━━ Records for the exercise ━━
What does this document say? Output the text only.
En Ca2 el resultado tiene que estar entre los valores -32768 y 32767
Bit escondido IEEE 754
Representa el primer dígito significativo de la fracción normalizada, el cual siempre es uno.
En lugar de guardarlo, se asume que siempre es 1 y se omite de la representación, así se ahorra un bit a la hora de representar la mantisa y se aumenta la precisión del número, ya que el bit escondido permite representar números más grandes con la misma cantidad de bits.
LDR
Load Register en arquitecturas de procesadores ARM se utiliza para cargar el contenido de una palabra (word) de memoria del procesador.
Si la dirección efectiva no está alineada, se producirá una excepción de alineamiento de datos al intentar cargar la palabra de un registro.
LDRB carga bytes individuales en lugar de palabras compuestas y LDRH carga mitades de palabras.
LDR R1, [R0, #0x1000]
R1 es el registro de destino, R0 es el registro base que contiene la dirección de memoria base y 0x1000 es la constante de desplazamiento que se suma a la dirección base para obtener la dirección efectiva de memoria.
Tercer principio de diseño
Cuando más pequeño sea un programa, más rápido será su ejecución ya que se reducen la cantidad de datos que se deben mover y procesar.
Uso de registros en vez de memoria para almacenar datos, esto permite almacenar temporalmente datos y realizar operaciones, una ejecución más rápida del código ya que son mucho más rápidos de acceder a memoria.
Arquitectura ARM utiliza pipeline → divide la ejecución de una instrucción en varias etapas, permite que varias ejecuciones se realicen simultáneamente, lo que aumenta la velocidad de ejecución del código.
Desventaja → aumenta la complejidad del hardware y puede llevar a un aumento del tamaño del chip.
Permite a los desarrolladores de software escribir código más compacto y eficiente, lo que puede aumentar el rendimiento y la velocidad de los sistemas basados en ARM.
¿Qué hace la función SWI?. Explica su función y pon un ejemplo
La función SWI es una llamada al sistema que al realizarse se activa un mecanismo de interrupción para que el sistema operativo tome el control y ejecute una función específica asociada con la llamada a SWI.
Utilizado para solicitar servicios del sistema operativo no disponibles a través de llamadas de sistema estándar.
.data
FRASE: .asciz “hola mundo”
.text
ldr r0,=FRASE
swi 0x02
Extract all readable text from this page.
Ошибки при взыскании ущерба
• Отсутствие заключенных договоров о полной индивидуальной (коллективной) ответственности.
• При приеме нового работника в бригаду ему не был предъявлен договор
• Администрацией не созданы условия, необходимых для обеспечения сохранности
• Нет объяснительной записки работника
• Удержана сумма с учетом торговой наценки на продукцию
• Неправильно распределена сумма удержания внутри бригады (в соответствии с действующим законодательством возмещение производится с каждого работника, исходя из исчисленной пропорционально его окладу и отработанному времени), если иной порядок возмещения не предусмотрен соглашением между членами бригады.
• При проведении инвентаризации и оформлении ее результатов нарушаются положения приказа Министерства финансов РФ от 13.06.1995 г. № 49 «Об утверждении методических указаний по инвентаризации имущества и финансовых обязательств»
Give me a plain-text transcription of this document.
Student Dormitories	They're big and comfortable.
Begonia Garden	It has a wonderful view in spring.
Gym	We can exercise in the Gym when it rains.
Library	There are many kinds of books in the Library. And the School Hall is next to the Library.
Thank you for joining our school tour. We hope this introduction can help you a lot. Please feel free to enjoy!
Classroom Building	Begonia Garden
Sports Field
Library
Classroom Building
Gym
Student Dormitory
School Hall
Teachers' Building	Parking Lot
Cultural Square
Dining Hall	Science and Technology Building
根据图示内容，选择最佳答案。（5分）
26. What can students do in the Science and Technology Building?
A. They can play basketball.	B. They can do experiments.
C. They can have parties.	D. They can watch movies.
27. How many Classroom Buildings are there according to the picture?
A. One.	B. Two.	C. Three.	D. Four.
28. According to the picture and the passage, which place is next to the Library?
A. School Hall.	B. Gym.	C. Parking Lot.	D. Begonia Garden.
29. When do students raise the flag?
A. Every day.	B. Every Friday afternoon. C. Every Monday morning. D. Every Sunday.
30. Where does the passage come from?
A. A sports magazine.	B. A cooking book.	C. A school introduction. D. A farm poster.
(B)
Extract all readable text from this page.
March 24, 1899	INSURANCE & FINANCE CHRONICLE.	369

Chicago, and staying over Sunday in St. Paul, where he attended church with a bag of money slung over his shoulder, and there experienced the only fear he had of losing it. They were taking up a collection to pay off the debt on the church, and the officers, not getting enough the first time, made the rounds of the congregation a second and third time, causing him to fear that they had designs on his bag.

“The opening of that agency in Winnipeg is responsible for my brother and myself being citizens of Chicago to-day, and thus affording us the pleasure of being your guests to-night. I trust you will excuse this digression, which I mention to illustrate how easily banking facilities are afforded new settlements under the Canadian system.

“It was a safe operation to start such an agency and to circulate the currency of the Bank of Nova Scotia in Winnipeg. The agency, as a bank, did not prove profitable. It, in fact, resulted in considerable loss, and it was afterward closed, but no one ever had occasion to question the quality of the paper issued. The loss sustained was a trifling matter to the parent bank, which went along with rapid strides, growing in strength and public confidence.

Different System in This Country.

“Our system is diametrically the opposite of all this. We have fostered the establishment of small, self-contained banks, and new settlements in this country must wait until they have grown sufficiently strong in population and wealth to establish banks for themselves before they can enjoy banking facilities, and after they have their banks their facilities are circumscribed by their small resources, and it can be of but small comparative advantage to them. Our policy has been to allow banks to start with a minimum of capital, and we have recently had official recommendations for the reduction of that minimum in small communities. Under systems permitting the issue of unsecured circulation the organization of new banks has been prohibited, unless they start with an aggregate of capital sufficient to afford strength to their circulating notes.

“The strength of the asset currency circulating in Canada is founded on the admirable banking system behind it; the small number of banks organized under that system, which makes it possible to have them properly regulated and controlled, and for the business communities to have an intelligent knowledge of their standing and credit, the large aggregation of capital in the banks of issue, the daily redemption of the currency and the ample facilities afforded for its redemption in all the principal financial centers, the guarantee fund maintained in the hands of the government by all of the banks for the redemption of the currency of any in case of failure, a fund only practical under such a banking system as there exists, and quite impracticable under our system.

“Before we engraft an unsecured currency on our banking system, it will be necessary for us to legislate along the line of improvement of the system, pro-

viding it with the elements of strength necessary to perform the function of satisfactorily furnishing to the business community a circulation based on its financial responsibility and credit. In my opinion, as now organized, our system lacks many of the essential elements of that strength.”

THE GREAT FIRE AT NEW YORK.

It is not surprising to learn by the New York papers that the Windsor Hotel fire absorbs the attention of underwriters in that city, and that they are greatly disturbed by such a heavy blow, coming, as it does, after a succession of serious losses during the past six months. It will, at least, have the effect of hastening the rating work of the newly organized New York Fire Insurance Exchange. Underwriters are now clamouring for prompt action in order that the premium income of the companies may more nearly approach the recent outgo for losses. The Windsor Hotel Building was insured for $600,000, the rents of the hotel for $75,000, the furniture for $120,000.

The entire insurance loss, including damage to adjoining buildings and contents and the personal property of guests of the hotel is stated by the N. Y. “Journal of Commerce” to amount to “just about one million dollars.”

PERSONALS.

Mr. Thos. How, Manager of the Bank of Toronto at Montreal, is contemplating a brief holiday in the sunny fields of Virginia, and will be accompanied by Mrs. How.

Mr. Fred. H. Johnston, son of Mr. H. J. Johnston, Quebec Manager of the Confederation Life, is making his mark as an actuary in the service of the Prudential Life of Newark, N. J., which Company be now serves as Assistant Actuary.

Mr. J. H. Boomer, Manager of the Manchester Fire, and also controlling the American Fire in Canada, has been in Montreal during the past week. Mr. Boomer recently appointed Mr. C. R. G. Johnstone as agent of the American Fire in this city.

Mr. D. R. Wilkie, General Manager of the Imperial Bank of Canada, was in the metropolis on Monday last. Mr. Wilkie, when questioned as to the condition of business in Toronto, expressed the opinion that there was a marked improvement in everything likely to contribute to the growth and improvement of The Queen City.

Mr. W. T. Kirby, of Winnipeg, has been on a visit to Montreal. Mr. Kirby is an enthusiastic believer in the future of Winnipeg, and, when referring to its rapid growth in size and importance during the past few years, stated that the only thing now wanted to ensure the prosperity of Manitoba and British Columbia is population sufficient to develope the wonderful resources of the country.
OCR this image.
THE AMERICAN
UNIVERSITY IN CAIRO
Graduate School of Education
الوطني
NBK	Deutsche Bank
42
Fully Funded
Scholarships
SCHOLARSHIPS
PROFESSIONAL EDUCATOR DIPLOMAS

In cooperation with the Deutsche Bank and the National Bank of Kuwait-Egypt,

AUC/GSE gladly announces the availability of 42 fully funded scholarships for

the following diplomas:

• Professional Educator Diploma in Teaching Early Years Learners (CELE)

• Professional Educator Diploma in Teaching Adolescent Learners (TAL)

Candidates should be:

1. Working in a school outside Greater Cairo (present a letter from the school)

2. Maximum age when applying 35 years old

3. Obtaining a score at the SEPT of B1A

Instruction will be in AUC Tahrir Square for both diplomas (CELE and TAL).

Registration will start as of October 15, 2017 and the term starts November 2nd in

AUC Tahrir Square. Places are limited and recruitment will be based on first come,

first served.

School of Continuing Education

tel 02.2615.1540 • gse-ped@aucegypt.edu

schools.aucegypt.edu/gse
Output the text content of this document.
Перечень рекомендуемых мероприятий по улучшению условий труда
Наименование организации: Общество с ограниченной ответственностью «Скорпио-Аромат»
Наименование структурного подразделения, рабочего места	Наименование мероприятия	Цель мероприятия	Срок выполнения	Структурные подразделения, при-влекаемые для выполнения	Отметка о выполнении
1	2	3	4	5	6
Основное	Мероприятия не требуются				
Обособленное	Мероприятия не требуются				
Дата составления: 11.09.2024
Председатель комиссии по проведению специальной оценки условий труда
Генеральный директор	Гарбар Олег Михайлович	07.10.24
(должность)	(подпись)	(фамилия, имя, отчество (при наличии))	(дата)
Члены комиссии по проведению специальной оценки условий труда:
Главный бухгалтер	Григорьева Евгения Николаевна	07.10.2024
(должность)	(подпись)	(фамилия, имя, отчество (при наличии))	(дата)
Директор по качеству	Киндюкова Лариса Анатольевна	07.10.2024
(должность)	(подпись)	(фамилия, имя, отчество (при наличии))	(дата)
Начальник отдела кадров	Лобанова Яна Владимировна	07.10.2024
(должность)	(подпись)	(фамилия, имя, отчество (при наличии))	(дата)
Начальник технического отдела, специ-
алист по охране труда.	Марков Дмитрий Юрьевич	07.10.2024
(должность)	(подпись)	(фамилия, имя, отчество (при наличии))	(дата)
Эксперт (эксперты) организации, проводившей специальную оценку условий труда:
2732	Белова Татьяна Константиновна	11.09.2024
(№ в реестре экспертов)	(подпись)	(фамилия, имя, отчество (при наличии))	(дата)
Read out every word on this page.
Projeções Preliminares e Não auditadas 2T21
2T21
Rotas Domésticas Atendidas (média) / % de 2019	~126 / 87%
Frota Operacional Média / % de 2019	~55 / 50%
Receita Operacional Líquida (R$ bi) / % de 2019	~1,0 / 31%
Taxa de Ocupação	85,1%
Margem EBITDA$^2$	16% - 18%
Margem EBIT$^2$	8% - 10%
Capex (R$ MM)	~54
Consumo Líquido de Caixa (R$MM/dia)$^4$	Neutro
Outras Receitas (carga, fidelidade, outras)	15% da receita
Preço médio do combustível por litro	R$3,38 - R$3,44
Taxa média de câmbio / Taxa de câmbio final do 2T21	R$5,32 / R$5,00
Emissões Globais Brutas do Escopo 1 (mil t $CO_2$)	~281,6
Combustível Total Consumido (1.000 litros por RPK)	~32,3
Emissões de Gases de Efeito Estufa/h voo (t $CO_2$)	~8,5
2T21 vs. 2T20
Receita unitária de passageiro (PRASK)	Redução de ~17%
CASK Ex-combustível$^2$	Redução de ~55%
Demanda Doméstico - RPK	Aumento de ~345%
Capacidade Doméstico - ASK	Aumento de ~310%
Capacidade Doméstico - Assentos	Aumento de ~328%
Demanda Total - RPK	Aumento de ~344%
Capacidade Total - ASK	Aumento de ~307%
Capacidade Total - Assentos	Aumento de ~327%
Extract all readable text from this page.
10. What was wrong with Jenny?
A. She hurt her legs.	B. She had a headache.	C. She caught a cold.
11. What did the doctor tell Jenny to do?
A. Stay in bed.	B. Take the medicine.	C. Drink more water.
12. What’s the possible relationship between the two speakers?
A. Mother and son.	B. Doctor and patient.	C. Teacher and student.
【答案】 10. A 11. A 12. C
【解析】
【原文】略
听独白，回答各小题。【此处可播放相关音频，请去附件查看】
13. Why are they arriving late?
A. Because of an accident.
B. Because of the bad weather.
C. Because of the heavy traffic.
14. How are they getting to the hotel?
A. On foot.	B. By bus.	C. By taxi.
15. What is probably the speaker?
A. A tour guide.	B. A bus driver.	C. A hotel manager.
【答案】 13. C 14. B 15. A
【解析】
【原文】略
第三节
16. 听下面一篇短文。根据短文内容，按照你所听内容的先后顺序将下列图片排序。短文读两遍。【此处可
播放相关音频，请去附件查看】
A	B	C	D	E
━━━
### Task directions
Search the entries for the word "Margem" and copy every line that has it.

### Exercise solution
Margem EBITDA$^2$	16% - 18%
Margem EBIT$^2$	8% - 10%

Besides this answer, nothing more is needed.